--- Begin PASSAGE SHOWN ---

Although
Costa Rica is not an offshore financial center
in the traditional sense its favorable tax regime
means that it could have been classified as a
tax haven some decades ago. However it was not
until fairly recently that the Government became
aware of its tax haven potential and began actively
to both legislate for and market this sector of
economic activity.
Costa
Rica has many characteristics which give it a
distinct advantage over other offshore jurisdictions
including (as with Hong Kong) a perceived onshore
jurisdictional status, very low taxes (see Domestic
Corporate Taxation and Offshore
Legal and Tax Regimes for further details)
and a fiscal policy which does not discriminate
between residents and non-residents for tax purposes.
A
significant offshore banking industry does not
as yet exist principally because the industry
was only released from the shackles of state control
in 1996. The lively domestic banking industry
is described below.
There is no offshore insurance industry since
the insurance sector remains under state control
with significant political resistance being mounted
against its privatization
The
country's biggest low-tax sector is grouped around
the Free Zones (Export
Processing Zones) and other export incentive
programmes. These cover a wide variety of industry
and service sectors, but special mention is given
to the electronics sector below.
Costa Rica Banking
The state banking monopoly ended in 1995 and by
2009 there were more than 200 financial institutions
in Costa Rica, in addition to a rapidly growing
'offshore' banking sector. Banking matters are
governed by law No 1644 of 1953 as amended by
law No 7558 of 1995 (known as the Organic Law
of the National Banking System).

--- End PASSAGE SHOWN ---
--- Begin SUPPLIED DATA ---

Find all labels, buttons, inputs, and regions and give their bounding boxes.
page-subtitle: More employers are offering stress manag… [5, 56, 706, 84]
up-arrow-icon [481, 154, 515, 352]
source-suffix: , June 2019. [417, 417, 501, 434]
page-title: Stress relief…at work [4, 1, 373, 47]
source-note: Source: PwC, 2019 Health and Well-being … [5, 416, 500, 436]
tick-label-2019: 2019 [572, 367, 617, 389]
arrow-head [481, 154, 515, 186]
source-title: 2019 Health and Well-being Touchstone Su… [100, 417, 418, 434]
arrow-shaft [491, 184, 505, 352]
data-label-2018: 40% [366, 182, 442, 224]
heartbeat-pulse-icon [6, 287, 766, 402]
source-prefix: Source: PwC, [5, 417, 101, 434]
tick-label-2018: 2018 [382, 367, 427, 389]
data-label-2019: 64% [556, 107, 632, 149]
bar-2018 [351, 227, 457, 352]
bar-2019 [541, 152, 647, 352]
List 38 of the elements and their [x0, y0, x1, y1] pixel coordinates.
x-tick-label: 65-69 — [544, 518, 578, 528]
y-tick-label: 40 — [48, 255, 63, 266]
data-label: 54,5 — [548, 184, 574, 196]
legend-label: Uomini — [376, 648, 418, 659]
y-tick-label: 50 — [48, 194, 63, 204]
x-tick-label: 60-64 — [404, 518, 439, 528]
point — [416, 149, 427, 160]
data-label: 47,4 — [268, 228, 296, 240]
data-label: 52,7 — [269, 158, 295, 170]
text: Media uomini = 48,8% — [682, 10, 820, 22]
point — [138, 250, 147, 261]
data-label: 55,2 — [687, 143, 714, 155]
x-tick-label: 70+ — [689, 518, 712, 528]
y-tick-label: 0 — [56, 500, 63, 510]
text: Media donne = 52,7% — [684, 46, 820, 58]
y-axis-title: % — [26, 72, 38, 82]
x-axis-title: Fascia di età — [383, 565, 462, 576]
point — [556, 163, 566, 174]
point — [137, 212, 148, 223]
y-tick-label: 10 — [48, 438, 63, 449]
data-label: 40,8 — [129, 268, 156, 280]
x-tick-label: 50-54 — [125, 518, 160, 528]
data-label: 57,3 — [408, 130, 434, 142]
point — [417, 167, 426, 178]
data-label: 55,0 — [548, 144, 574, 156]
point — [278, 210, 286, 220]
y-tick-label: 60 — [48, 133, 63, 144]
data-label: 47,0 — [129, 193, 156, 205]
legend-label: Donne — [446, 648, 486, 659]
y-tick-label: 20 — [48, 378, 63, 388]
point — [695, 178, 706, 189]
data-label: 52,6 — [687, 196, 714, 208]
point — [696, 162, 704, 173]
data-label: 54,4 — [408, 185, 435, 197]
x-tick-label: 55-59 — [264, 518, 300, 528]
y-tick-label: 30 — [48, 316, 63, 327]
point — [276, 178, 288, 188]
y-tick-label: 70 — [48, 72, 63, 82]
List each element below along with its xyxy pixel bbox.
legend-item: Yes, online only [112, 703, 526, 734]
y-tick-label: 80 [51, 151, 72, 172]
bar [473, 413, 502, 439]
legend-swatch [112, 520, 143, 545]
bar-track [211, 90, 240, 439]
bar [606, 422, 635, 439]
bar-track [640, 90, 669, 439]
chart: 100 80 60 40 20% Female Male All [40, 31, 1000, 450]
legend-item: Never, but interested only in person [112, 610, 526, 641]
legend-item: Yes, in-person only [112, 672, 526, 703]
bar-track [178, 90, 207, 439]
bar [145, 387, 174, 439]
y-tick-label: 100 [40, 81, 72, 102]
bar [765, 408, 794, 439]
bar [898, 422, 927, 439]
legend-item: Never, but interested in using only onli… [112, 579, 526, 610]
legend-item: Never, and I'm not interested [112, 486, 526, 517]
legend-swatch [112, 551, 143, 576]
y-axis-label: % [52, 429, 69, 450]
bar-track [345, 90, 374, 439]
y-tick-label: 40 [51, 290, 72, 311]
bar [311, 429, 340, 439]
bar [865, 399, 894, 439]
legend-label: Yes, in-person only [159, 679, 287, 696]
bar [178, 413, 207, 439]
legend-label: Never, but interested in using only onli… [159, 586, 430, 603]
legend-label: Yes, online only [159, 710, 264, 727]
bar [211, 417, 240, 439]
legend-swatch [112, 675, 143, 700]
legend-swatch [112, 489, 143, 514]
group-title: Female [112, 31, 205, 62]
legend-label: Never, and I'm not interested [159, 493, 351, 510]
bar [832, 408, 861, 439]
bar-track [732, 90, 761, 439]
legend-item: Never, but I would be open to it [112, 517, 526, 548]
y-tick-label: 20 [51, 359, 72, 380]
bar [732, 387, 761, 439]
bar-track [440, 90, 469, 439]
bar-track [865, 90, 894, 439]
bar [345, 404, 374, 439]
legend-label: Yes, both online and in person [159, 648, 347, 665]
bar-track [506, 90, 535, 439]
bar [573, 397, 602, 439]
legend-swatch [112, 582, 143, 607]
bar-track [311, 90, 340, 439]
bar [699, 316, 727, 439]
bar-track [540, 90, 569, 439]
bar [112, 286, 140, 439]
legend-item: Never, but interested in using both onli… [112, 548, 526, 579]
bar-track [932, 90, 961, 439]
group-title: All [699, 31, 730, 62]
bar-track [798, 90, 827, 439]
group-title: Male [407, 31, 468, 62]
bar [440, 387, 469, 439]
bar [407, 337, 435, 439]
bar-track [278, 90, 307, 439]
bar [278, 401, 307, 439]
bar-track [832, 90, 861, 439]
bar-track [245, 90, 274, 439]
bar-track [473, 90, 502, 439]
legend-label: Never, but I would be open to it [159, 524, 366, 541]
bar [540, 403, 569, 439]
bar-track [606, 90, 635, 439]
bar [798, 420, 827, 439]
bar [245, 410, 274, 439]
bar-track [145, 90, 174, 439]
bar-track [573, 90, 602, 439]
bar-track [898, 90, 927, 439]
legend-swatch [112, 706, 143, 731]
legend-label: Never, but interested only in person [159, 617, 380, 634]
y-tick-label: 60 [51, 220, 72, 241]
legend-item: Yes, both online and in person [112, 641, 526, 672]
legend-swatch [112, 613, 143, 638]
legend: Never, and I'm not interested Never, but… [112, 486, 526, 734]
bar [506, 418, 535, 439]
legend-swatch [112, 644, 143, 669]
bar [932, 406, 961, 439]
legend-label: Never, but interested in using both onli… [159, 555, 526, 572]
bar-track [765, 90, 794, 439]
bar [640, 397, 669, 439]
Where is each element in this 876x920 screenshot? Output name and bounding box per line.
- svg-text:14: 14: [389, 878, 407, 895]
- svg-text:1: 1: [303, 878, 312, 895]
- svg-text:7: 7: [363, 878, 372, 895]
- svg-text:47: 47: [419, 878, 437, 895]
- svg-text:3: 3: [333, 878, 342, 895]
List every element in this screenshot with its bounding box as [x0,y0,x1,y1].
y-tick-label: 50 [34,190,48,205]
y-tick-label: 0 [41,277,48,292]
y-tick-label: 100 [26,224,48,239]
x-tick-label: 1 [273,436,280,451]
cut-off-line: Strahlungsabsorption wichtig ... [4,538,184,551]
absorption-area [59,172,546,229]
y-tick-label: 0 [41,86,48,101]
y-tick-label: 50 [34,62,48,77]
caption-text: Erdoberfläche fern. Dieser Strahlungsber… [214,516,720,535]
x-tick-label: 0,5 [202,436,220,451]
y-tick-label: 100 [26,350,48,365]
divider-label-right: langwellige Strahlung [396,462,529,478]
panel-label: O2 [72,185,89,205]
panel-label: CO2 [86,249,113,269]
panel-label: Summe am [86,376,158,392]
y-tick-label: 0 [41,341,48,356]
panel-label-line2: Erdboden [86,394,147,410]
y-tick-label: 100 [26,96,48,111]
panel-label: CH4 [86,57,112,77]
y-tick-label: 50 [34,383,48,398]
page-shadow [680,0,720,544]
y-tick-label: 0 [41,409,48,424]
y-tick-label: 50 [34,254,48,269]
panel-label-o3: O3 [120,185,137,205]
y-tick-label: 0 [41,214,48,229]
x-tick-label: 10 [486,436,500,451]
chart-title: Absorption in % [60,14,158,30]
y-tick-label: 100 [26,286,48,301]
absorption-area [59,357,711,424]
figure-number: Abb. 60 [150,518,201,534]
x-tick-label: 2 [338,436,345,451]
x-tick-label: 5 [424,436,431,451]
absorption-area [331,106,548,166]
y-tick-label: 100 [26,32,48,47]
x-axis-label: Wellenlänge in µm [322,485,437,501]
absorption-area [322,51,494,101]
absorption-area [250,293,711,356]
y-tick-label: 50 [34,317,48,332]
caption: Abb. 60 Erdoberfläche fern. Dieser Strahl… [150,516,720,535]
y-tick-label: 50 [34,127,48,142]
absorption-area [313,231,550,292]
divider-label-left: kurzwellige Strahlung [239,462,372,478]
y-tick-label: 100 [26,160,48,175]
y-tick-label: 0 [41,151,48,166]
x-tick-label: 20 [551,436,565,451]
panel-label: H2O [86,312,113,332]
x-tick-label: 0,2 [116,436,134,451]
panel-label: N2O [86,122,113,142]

--- End SUPPLIED DATA ---

DIRECTIVES:
A. Do these statements agree with the passage on Costa Rica's tax regime? (i) Costa Rica's insurance sector is under state control. (ii) Costa Rica's fiscal policy treats residents and non-residents differently for tax purposes. (iii) Banking matters in Costa Rica are governed by law No 1644 of 1953, as amended. Answer yes or no for each, quoting the words that decide it.
B. Write the next part of the passage on Costa Rica's tax regime, starting after its final sentence.

THE ANSWERS:
A.
(i) Yes: "the insurance sector remains under state control"
(ii) No: "a fiscal policy which does not discriminate between residents and non-residents for tax purposes"
(iii) Yes: "Banking matters are governed by law No 1644 of 1953 as amended by law No 7558 of 1995"

B.
Financial
institutions in Costa Rica are regulated by the
Central Bank, through the General Superintendant
of Financial Entities (SUGEF). The revised legislation
reduced the reserve liquidity requirements to
15% of the value of the balance sheet, prohibits
loans to an individual customer which exceed 20%
of a bank's capital and specifies that a bank's
capital cannot be less than 9% of its loans.
Finance
and credit companies that take deposits from the
general public require a license from the central
bank and must have a minimum capital of 300 million
colons.
The
'offshore banking' sector, which consists of foreign
(for instance, Panamanian) banks which license
Costa Rican companies to provide services to them,
is virtually unregulated; such banks do not pay
the 15% withholding tax normally imposed on interest
payments. As of late 2008, the Central Bank was
promoting new regulations which would bring such
banks under its control.
Costa
Rica has strict banking secrecy laws. The banks
do not share any banking information with the
tax department or with any other Government departments
other than the central bank.
This
general rule is qualified by an exchange
of information agreement signed between the
United States and Costa Rica.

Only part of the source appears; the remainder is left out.